## begin Data in this exercise

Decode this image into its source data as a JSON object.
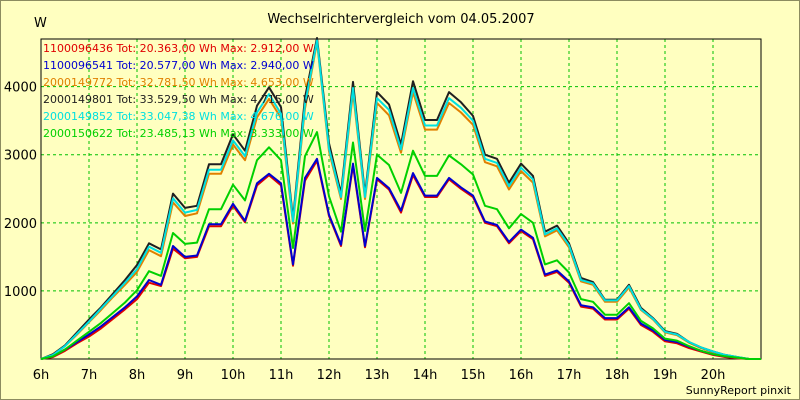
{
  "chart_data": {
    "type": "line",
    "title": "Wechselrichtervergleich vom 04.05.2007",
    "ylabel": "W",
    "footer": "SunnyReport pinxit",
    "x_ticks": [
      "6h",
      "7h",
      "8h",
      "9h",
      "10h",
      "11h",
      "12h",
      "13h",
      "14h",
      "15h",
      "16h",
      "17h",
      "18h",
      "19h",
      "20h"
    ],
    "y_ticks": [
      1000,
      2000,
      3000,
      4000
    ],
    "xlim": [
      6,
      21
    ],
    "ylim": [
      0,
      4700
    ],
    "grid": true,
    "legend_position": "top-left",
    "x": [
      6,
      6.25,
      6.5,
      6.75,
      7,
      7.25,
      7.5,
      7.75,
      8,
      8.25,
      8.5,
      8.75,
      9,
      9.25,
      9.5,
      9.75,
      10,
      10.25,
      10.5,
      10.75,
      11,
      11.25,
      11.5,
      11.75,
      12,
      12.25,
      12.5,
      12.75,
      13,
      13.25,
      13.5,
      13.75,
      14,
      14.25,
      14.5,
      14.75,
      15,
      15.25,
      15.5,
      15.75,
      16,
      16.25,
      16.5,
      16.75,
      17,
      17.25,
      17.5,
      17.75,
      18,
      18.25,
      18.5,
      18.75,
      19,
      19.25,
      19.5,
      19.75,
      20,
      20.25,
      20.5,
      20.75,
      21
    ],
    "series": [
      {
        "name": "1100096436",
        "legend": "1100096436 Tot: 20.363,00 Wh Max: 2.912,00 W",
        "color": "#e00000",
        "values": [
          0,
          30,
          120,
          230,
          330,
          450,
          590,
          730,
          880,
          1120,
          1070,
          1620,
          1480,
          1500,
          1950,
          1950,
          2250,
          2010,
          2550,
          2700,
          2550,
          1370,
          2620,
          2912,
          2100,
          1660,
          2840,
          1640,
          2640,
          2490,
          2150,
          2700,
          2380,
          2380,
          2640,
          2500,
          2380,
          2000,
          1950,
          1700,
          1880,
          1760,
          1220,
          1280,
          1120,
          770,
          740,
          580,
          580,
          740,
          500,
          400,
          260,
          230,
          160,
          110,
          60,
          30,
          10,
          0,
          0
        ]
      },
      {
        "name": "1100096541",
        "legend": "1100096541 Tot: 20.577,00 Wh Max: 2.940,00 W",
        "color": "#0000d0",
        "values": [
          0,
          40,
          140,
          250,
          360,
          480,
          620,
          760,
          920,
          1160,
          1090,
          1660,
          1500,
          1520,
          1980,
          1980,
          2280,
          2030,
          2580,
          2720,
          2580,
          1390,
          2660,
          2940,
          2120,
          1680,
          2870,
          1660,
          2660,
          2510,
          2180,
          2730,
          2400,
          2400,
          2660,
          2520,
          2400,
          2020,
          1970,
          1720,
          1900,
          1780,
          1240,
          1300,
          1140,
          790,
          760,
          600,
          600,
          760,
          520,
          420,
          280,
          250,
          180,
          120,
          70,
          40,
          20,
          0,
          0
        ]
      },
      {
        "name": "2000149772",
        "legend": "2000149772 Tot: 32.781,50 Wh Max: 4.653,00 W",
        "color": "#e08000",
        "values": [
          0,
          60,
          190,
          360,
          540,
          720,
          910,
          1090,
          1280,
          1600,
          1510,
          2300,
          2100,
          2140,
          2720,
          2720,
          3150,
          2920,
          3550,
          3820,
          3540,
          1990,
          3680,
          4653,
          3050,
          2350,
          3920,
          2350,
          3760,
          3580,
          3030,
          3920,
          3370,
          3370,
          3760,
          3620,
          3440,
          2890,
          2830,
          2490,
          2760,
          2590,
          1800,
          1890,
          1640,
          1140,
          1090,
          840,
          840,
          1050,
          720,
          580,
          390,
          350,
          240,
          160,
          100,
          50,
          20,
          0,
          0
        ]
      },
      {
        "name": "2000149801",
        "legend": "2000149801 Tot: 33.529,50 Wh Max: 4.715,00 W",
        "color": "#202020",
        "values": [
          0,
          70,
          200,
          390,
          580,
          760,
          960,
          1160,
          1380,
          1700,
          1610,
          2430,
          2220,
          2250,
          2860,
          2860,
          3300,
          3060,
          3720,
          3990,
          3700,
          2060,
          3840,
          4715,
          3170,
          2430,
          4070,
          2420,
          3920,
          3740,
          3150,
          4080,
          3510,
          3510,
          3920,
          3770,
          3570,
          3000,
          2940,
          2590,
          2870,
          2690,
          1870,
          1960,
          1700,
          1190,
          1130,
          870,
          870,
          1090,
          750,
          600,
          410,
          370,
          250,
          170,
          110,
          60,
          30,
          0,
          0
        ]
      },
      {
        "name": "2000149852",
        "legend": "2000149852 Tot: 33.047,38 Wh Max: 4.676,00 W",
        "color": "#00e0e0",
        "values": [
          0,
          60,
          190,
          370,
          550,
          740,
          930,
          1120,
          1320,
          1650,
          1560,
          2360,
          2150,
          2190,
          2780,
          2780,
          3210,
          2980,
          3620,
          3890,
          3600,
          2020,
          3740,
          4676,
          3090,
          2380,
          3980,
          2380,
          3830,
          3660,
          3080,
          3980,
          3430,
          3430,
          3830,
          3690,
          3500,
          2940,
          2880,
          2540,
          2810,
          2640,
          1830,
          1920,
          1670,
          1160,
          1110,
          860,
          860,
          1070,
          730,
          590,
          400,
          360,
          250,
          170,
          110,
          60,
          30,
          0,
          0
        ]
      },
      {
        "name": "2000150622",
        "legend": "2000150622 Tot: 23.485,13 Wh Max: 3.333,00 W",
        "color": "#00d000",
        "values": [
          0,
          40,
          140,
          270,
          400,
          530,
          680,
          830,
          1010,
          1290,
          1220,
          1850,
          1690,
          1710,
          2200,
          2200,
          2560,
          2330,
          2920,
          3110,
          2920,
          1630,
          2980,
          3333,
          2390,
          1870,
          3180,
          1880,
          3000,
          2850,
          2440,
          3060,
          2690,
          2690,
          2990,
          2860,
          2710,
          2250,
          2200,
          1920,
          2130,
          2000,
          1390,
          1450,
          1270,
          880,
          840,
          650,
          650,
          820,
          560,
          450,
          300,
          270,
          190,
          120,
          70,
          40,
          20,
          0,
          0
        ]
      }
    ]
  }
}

## end Data in this exercise

[Your goal]: Copy out each line of the entries that holds "name".

[Completed exercise]:
        "name": "1100096436",
        "name": "1100096541",
        "name": "2000149772",
        "name": "2000149801",
        "name": "2000149852",
        "name": "2000150622",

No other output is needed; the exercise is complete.